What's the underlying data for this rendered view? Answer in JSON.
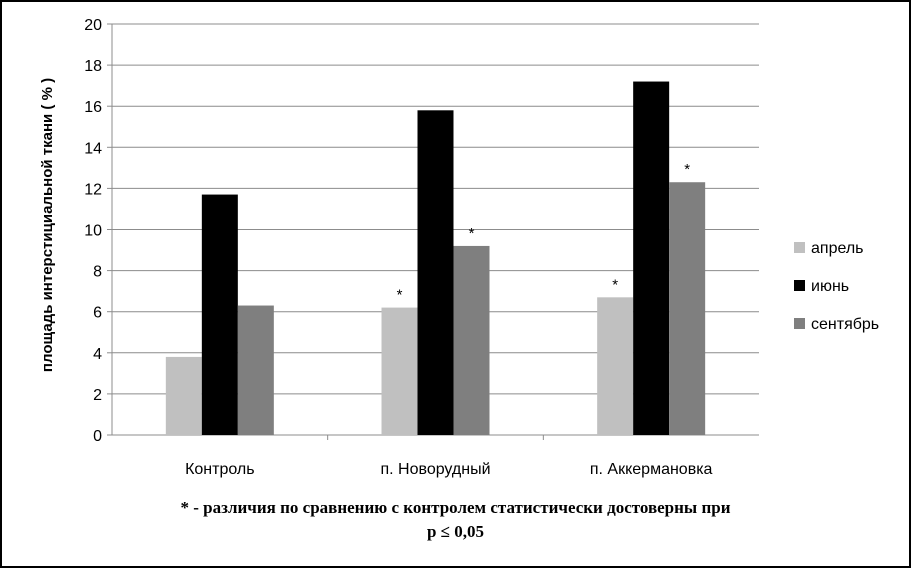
{
  "chart_data": {
    "type": "bar",
    "categories": [
      "Контроль",
      "п. Новорудный",
      "п. Аккермановка"
    ],
    "series": [
      {
        "name": "апрель",
        "color": "#c0c0c0",
        "values": [
          3.8,
          6.2,
          6.7
        ],
        "significant": [
          false,
          true,
          true
        ]
      },
      {
        "name": "июнь",
        "color": "#000000",
        "values": [
          11.7,
          15.8,
          17.2
        ],
        "significant": [
          false,
          false,
          false
        ]
      },
      {
        "name": "сентябрь",
        "color": "#7f7f7f",
        "values": [
          6.3,
          9.2,
          12.3
        ],
        "significant": [
          false,
          true,
          true
        ]
      }
    ],
    "ylabel": "площадь интерстициальной ткани ( % )",
    "xlabel": "",
    "ylim": [
      0,
      20
    ],
    "yticks": [
      0,
      2,
      4,
      6,
      8,
      10,
      12,
      14,
      16,
      18,
      20
    ],
    "grid": true,
    "legend_position": "right",
    "significance_marker": "*"
  },
  "footnote": {
    "line1": "* - различия по сравнению с контролем статистически достоверны при",
    "line2": "p ≤ 0,05"
  }
}
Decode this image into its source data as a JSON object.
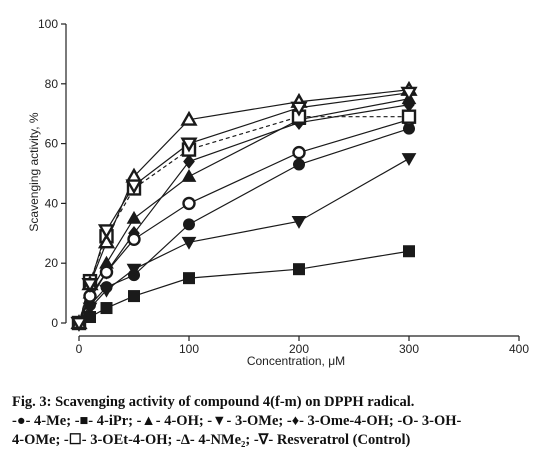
{
  "chart_data": {
    "type": "line",
    "xlabel": "Concentration, μM",
    "ylabel": "Scavenging activity, %",
    "xlim": [
      0,
      400
    ],
    "ylim": [
      0,
      100
    ],
    "xticks": [
      "0",
      "100",
      "200",
      "300",
      "400"
    ],
    "yticks": [
      "0",
      "20",
      "40",
      "60",
      "80",
      "100"
    ],
    "grid": false,
    "x": [
      0,
      10,
      25,
      50,
      100,
      200,
      300
    ],
    "series": [
      {
        "name": "4-Me",
        "marker": "filled-circle",
        "dashed": false,
        "values": [
          0,
          6,
          12,
          16,
          33,
          53,
          65
        ]
      },
      {
        "name": "4-iPr",
        "marker": "filled-square",
        "dashed": false,
        "values": [
          0,
          2,
          5,
          9,
          15,
          18,
          24
        ]
      },
      {
        "name": "4-OH",
        "marker": "filled-triangle-up",
        "dashed": false,
        "values": [
          0,
          10,
          20,
          35,
          49,
          68,
          75
        ]
      },
      {
        "name": "3-OMe",
        "marker": "filled-triangle-down",
        "dashed": false,
        "values": [
          0,
          5,
          11,
          18,
          27,
          34,
          55
        ]
      },
      {
        "name": "3-Ome-4-OH",
        "marker": "filled-diamond",
        "dashed": false,
        "values": [
          0,
          8,
          17,
          30,
          54,
          67,
          73
        ]
      },
      {
        "name": "3-OH-4-OMe",
        "marker": "open-circle",
        "dashed": false,
        "values": [
          0,
          9,
          17,
          28,
          40,
          57,
          68
        ]
      },
      {
        "name": "3-OEt-4-OH",
        "marker": "open-square",
        "dashed": true,
        "values": [
          0,
          14,
          29,
          45,
          58,
          69,
          69
        ]
      },
      {
        "name": "4-NMe2",
        "marker": "open-triangle-up",
        "dashed": false,
        "values": [
          0,
          13,
          27,
          49,
          68,
          74,
          78
        ]
      },
      {
        "name": "Resveratrol (Control)",
        "marker": "open-triangle-down",
        "dashed": false,
        "values": [
          0,
          13,
          31,
          46,
          60,
          72,
          77
        ]
      }
    ]
  },
  "caption": {
    "title": "Fig. 3: Scavenging activity of compound 4(f-m) on DPPH radical.",
    "legend_line1": "-●- 4-Me; -■- 4-iPr; -▲- 4-OH; -▼- 3-OMe; -♦- 3-Ome-4-OH; -O- 3-OH-",
    "legend_line2": "4-OMe; -☐- 3-OEt-4-OH; -Δ- 4-NMe₂; -∇- Resveratrol (Control)"
  }
}
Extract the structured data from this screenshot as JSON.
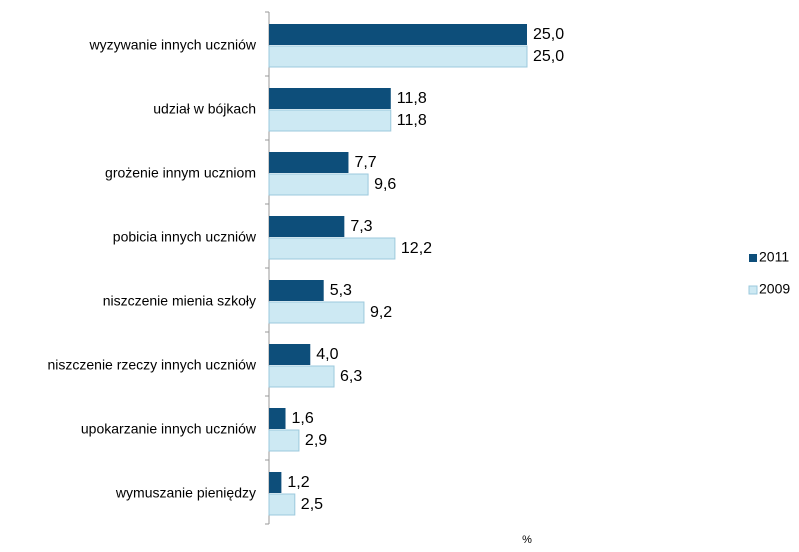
{
  "chart_data": {
    "type": "hbar",
    "categories": [
      "wyzywanie innych uczniów",
      "udział w bójkach",
      "grożenie innym uczniom",
      "pobicia innych uczniów",
      "niszczenie mienia szkoły",
      "niszczenie rzeczy innych uczniów",
      "upokarzanie innych uczniów",
      "wymuszanie pieniędzy"
    ],
    "series": [
      {
        "name": "2011",
        "color": "#0d4e7a",
        "values": [
          25.0,
          11.8,
          7.7,
          7.3,
          5.3,
          4.0,
          1.6,
          1.2
        ],
        "value_labels": [
          "25,0",
          "11,8",
          "7,7",
          "7,3",
          "5,3",
          "4,0",
          "1,6",
          "1,2"
        ]
      },
      {
        "name": "2009",
        "color": "#cde9f3",
        "values": [
          25.0,
          11.8,
          9.6,
          12.2,
          9.2,
          6.3,
          2.9,
          2.5
        ],
        "value_labels": [
          "25,0",
          "11,8",
          "9,6",
          "12,2",
          "9,2",
          "6,3",
          "2,9",
          "2,5"
        ]
      }
    ],
    "x_label": "%",
    "xlim": [
      0,
      25
    ],
    "legend": "right"
  }
}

++++++

Exercise details: All the material shown above is to be copied exactly, with no pictures carried over.

Result:
What's the underlying data for this rendered view? Answer in JSON.
{
  "chart_data": {
    "type": "bar",
    "categories": [
      "Контроль",
      "п. Новорудный",
      "п. Аккермановка"
    ],
    "series": [
      {
        "name": "апрель",
        "color": "#c0c0c0",
        "values": [
          3.8,
          6.2,
          6.7
        ],
        "significant": [
          false,
          true,
          true
        ]
      },
      {
        "name": "июнь",
        "color": "#000000",
        "values": [
          11.7,
          15.8,
          17.2
        ],
        "significant": [
          false,
          false,
          false
        ]
      },
      {
        "name": "сентябрь",
        "color": "#7f7f7f",
        "values": [
          6.3,
          9.2,
          12.3
        ],
        "significant": [
          false,
          true,
          true
        ]
      }
    ],
    "ylabel": "площадь интерстициальной ткани ( % )",
    "xlabel": "",
    "ylim": [
      0,
      20
    ],
    "yticks": [
      0,
      2,
      4,
      6,
      8,
      10,
      12,
      14,
      16,
      18,
      20
    ],
    "grid": true,
    "legend_position": "right",
    "significance_marker": "*"
  },
  "footnote": {
    "line1": "* - различия по сравнению с контролем статистически достоверны при",
    "line2": "p ≤ 0,05"
  }
}
Decode this image into its source data as a JSON object.
{
  "chart_data": {
    "type": "line",
    "xlabel": "Concentration, μM",
    "ylabel": "Scavenging activity, %",
    "xlim": [
      0,
      400
    ],
    "ylim": [
      0,
      100
    ],
    "xticks": [
      "0",
      "100",
      "200",
      "300",
      "400"
    ],
    "yticks": [
      "0",
      "20",
      "40",
      "60",
      "80",
      "100"
    ],
    "grid": false,
    "x": [
      0,
      10,
      25,
      50,
      100,
      200,
      300
    ],
    "series": [
      {
        "name": "4-Me",
        "marker": "filled-circle",
        "dashed": false,
        "values": [
          0,
          6,
          12,
          16,
          33,
          53,
          65
        ]
      },
      {
        "name": "4-iPr",
        "marker": "filled-square",
        "dashed": false,
        "values": [
          0,
          2,
          5,
          9,
          15,
          18,
          24
        ]
      },
      {
        "name": "4-OH",
        "marker": "filled-triangle-up",
        "dashed": false,
        "values": [
          0,
          10,
          20,
          35,
          49,
          68,
          75
        ]
      },
      {
        "name": "3-OMe",
        "marker": "filled-triangle-down",
        "dashed": false,
        "values": [
          0,
          5,
          11,
          18,
          27,
          34,
          55
        ]
      },
      {
        "name": "3-Ome-4-OH",
        "marker": "filled-diamond",
        "dashed": false,
        "values": [
          0,
          8,
          17,
          30,
          54,
          67,
          73
        ]
      },
      {
        "name": "3-OH-4-OMe",
        "marker": "open-circle",
        "dashed": false,
        "values": [
          0,
          9,
          17,
          28,
          40,
          57,
          68
        ]
      },
      {
        "name": "3-OEt-4-OH",
        "marker": "open-square",
        "dashed": true,
        "values": [
          0,
          14,
          29,
          45,
          58,
          69,
          69
        ]
      },
      {
        "name": "4-NMe2",
        "marker": "open-triangle-up",
        "dashed": false,
        "values": [
          0,
          13,
          27,
          49,
          68,
          74,
          78
        ]
      },
      {
        "name": "Resveratrol (Control)",
        "marker": "open-triangle-down",
        "dashed": false,
        "values": [
          0,
          13,
          31,
          46,
          60,
          72,
          77
        ]
      }
    ]
  },
  "caption": {
    "title": "Fig. 3: Scavenging activity of compound 4(f-m) on DPPH radical.",
    "legend_line1": "-●- 4-Me; -■- 4-iPr; -▲- 4-OH; -▼- 3-OMe; -♦- 3-Ome-4-OH; -O- 3-OH-",
    "legend_line2": "4-OMe; -☐- 3-OEt-4-OH; -Δ- 4-NMe₂; -∇- Resveratrol (Control)"
  }
}
Extract the structured data from this screenshot as JSON.
{
  "chart_data": {
    "type": "hbar",
    "categories": [
      "wyzywanie innych uczniów",
      "udział w bójkach",
      "grożenie innym uczniom",
      "pobicia innych uczniów",
      "niszczenie mienia szkoły",
      "niszczenie rzeczy innych uczniów",
      "upokarzanie innych uczniów",
      "wymuszanie pieniędzy"
    ],
    "series": [
      {
        "name": "2011",
        "color": "#0d4e7a",
        "values": [
          25.0,
          11.8,
          7.7,
          7.3,
          5.3,
          4.0,
          1.6,
          1.2
        ],
        "value_labels": [
          "25,0",
          "11,8",
          "7,7",
          "7,3",
          "5,3",
          "4,0",
          "1,6",
          "1,2"
        ]
      },
      {
        "name": "2009",
        "color": "#cde9f3",
        "values": [
          25.0,
          11.8,
          9.6,
          12.2,
          9.2,
          6.3,
          2.9,
          2.5
        ],
        "value_labels": [
          "25,0",
          "11,8",
          "9,6",
          "12,2",
          "9,2",
          "6,3",
          "2,9",
          "2,5"
        ]
      }
    ],
    "x_label": "%",
    "xlim": [
      0,
      25
    ],
    "legend": "right"
  }
}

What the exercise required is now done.